Locate the string "изложить" throughout the material and copy every line in which it occurs.

Data records
···

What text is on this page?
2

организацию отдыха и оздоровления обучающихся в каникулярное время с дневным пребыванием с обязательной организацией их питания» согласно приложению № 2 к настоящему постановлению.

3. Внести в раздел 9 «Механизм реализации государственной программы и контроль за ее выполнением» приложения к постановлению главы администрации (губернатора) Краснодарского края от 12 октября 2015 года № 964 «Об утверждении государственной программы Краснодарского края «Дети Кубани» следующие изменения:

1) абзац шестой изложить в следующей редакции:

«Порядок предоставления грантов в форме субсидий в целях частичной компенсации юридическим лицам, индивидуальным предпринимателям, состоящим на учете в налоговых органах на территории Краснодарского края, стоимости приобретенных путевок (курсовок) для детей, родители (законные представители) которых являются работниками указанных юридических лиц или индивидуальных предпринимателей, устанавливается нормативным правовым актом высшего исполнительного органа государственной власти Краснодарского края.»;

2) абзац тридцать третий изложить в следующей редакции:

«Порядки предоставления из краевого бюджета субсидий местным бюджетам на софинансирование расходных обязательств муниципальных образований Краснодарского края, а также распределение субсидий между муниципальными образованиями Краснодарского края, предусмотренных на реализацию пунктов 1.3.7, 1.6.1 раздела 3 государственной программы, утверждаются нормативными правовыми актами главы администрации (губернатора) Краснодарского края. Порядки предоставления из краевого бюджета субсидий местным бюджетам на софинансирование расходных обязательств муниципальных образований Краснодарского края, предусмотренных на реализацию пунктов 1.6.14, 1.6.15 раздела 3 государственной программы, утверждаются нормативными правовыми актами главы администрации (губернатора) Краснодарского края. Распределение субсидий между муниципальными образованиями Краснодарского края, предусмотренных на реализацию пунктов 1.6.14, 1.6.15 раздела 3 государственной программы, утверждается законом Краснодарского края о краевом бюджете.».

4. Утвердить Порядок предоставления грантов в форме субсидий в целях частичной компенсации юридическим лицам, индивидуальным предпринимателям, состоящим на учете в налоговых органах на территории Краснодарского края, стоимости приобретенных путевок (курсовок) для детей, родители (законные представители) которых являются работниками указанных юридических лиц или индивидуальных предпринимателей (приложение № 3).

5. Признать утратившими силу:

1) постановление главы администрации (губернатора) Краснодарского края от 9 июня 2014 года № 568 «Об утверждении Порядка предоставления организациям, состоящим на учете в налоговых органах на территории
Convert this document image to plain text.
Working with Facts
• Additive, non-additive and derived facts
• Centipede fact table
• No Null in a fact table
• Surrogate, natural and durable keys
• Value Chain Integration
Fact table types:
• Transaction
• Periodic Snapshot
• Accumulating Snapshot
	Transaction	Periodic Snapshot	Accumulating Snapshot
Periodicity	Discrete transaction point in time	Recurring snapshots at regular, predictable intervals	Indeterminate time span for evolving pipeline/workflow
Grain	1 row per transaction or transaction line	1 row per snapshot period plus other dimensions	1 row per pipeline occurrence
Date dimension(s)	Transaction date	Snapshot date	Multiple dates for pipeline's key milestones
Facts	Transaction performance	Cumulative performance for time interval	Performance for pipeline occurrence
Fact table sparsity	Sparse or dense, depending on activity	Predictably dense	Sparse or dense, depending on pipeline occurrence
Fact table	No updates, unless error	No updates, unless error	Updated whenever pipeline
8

···

Task output
1) абзац шестой изложить в следующей редакции:
2) абзац тридцать третий изложить в следующей редакции:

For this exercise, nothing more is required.